#### WORK TO COMPLETE:
Copy every line of the following data that includes the string "Other".

#### RECORD EXTRACTS:
----

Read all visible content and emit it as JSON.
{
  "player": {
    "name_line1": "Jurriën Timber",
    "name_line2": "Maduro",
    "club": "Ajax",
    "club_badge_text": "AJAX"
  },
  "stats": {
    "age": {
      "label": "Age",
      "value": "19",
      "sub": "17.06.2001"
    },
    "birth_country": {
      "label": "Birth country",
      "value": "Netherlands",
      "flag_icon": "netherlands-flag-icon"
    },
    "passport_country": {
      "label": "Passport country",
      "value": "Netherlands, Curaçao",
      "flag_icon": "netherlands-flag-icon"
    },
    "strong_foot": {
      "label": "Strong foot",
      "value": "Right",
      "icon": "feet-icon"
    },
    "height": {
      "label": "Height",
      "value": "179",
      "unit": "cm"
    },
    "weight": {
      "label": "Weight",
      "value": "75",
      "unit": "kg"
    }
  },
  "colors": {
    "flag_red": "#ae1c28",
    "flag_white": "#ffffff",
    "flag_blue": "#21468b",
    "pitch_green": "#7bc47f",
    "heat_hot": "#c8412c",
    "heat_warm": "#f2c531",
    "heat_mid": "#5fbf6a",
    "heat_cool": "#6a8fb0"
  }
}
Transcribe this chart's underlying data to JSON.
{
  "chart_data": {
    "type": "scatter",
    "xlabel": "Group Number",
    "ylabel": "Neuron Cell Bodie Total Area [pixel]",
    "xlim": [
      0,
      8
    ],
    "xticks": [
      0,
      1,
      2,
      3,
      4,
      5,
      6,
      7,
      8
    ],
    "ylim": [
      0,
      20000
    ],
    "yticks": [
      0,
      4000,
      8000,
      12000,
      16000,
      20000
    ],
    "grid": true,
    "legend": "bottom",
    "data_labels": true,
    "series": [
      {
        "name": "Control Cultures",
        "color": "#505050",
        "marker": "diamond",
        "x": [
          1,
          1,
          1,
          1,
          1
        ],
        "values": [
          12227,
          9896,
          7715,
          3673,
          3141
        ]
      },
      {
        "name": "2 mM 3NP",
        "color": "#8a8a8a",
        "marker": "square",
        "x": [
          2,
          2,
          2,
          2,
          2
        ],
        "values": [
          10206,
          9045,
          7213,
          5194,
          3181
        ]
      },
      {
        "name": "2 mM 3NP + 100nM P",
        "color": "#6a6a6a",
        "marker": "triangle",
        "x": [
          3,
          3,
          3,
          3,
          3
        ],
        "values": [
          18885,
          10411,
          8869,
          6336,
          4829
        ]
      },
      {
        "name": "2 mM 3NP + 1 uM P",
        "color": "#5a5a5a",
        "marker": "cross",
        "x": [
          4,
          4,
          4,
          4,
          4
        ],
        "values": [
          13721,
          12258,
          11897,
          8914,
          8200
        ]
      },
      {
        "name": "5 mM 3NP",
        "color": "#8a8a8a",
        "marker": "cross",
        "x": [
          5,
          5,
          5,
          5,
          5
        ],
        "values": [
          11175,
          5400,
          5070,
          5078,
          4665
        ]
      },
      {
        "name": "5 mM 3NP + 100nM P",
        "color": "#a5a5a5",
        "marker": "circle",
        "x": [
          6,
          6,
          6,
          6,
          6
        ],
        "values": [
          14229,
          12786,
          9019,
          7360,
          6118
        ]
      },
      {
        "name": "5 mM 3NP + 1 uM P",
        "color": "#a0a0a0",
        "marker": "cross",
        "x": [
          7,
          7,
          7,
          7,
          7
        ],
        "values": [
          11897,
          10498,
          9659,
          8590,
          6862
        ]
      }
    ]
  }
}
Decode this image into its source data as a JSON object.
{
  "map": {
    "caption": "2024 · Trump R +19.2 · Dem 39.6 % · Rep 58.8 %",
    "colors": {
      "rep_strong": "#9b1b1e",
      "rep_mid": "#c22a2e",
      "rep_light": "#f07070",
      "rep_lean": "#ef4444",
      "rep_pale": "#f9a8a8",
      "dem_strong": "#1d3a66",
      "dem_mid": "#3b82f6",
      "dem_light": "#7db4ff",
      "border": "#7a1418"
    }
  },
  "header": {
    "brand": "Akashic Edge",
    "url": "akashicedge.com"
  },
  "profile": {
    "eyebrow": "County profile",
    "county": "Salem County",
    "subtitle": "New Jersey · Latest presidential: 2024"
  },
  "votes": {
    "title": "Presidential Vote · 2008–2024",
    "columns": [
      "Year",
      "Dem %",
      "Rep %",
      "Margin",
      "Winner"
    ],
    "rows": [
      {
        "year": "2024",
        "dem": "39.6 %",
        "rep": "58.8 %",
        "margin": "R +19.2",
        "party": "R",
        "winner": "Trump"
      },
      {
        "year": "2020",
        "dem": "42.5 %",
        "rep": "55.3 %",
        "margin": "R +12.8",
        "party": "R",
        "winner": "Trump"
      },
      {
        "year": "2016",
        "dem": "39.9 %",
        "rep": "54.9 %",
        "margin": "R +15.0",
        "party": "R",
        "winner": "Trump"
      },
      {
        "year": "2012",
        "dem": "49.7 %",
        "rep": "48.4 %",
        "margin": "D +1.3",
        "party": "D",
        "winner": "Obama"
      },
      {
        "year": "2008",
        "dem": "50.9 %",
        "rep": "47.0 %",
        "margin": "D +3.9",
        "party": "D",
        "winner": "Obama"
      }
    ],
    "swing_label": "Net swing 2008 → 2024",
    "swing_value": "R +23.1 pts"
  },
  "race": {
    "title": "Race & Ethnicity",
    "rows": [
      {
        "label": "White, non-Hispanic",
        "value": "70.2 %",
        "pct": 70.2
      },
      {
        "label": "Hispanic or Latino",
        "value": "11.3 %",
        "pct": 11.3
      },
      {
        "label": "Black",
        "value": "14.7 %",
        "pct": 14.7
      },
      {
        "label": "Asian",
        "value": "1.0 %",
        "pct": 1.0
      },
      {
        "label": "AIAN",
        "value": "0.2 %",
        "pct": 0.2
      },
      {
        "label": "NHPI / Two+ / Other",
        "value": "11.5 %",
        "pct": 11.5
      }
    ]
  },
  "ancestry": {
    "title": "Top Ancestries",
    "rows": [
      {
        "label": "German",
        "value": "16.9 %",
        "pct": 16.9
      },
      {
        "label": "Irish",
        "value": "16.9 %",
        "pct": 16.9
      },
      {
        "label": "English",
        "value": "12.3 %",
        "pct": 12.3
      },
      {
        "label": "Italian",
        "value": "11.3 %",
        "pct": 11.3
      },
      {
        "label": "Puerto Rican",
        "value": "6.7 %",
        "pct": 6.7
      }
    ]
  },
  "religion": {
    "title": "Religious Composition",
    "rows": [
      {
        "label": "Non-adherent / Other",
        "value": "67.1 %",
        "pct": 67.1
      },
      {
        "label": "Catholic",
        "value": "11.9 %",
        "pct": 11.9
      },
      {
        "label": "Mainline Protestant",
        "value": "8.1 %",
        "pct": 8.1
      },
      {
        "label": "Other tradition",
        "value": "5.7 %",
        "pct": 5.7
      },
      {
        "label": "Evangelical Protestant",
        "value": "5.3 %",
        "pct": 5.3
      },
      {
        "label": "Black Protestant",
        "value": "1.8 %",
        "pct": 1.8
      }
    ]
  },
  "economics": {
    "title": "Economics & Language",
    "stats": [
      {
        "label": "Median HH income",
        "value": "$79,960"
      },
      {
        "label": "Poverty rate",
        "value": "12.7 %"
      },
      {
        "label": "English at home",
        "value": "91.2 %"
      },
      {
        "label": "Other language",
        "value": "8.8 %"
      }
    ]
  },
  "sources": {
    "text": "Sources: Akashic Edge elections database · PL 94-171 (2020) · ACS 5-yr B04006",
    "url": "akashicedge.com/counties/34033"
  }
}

----

#### FINAL RESULT:
        "label": "NHPI / Two+ / Other",
        "label": "Non-adherent / Other",
        "label": "Other tradition",
        "label": "Other language",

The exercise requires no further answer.